• **SHORT PROBLEM**: Extract the whole listing as it stands. Do not include the pictures.

Items from a figure collection:

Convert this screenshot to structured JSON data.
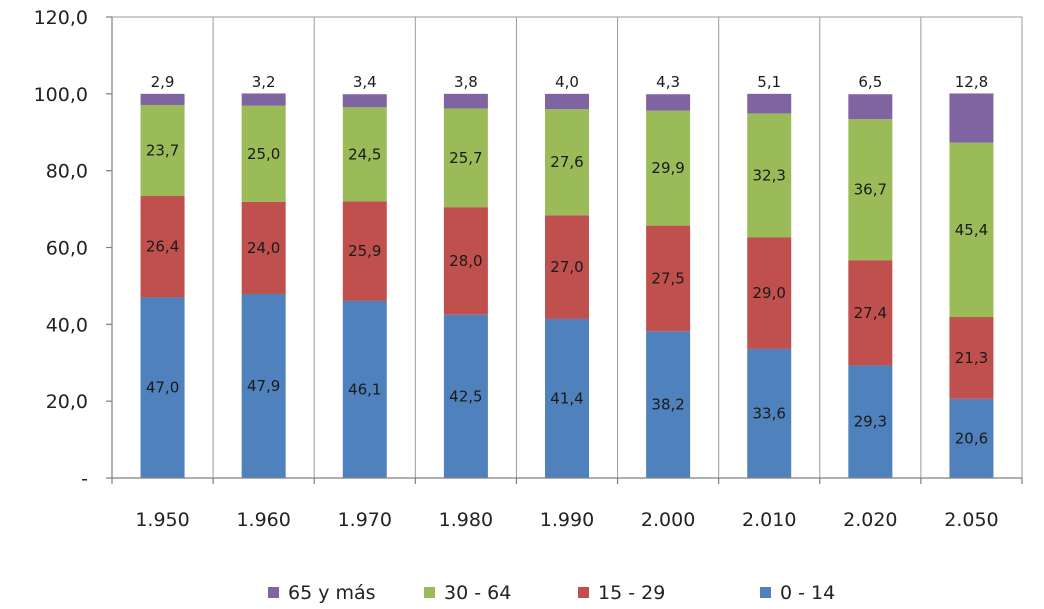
{
  "chart_data": {
    "type": "bar",
    "stacked": true,
    "categories": [
      "1.950",
      "1.960",
      "1.970",
      "1.980",
      "1.990",
      "2.000",
      "2.010",
      "2.020",
      "2.050"
    ],
    "series": [
      {
        "name": "0 - 14",
        "color": "#4F81BD",
        "values": [
          47.0,
          47.9,
          46.1,
          42.5,
          41.4,
          38.2,
          33.6,
          29.3,
          20.6
        ]
      },
      {
        "name": "15 - 29",
        "color": "#C0504D",
        "values": [
          26.4,
          24.0,
          25.9,
          28.0,
          27.0,
          27.5,
          29.0,
          27.4,
          21.3
        ]
      },
      {
        "name": "30 - 64",
        "color": "#9BBB59",
        "values": [
          23.7,
          25.0,
          24.5,
          25.7,
          27.6,
          29.9,
          32.3,
          36.7,
          45.4
        ]
      },
      {
        "name": "65 y más",
        "color": "#8064A2",
        "values": [
          2.9,
          3.2,
          3.4,
          3.8,
          4.0,
          4.3,
          5.1,
          6.5,
          12.8
        ]
      }
    ],
    "data_labels": [
      [
        "47,0",
        "47,9",
        "46,1",
        "42,5",
        "41,4",
        "38,2",
        "33,6",
        "29,3",
        "20,6"
      ],
      [
        "26,4",
        "24,0",
        "25,9",
        "28,0",
        "27,0",
        "27,5",
        "29,0",
        "27,4",
        "21,3"
      ],
      [
        "23,7",
        "25,0",
        "24,5",
        "25,7",
        "27,6",
        "29,9",
        "32,3",
        "36,7",
        "45,4"
      ],
      [
        "2,9",
        "3,2",
        "3,4",
        "3,8",
        "4,0",
        "4,3",
        "5,1",
        "6,5",
        "12,8"
      ]
    ],
    "yticks": [
      0,
      20,
      40,
      60,
      80,
      100,
      120
    ],
    "ytick_labels": [
      "-",
      "20,0",
      "40,0",
      "60,0",
      "80,0",
      "100,0",
      "120,0"
    ],
    "ylim": [
      0,
      120
    ],
    "grid": "vertical",
    "legend_position": "bottom",
    "legend_order": [
      "65 y más",
      "30 - 64",
      "15 - 29",
      "0 - 14"
    ],
    "title": "",
    "xlabel": "",
    "ylabel": ""
  }
}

• **WRITTEN RESPONSE**:
Convert this screenshot to structured JSON data.
{
  "chart_data": {
    "type": "bar",
    "stacked": true,
    "categories": [
      "1.950",
      "1.960",
      "1.970",
      "1.980",
      "1.990",
      "2.000",
      "2.010",
      "2.020",
      "2.050"
    ],
    "series": [
      {
        "name": "0 - 14",
        "color": "#4F81BD",
        "values": [
          47.0,
          47.9,
          46.1,
          42.5,
          41.4,
          38.2,
          33.6,
          29.3,
          20.6
        ]
      },
      {
        "name": "15 - 29",
        "color": "#C0504D",
        "values": [
          26.4,
          24.0,
          25.9,
          28.0,
          27.0,
          27.5,
          29.0,
          27.4,
          21.3
        ]
      },
      {
        "name": "30 - 64",
        "color": "#9BBB59",
        "values": [
          23.7,
          25.0,
          24.5,
          25.7,
          27.6,
          29.9,
          32.3,
          36.7,
          45.4
        ]
      },
      {
        "name": "65 y más",
        "color": "#8064A2",
        "values": [
          2.9,
          3.2,
          3.4,
          3.8,
          4.0,
          4.3,
          5.1,
          6.5,
          12.8
        ]
      }
    ],
    "data_labels": [
      [
        "47,0",
        "47,9",
        "46,1",
        "42,5",
        "41,4",
        "38,2",
        "33,6",
        "29,3",
        "20,6"
      ],
      [
        "26,4",
        "24,0",
        "25,9",
        "28,0",
        "27,0",
        "27,5",
        "29,0",
        "27,4",
        "21,3"
      ],
      [
        "23,7",
        "25,0",
        "24,5",
        "25,7",
        "27,6",
        "29,9",
        "32,3",
        "36,7",
        "45,4"
      ],
      [
        "2,9",
        "3,2",
        "3,4",
        "3,8",
        "4,0",
        "4,3",
        "5,1",
        "6,5",
        "12,8"
      ]
    ],
    "yticks": [
      0,
      20,
      40,
      60,
      80,
      100,
      120
    ],
    "ytick_labels": [
      "-",
      "20,0",
      "40,0",
      "60,0",
      "80,0",
      "100,0",
      "120,0"
    ],
    "ylim": [
      0,
      120
    ],
    "grid": "vertical",
    "legend_position": "bottom",
    "legend_order": [
      "65 y más",
      "30 - 64",
      "15 - 29",
      "0 - 14"
    ],
    "title": "",
    "xlabel": "",
    "ylabel": ""
  }
}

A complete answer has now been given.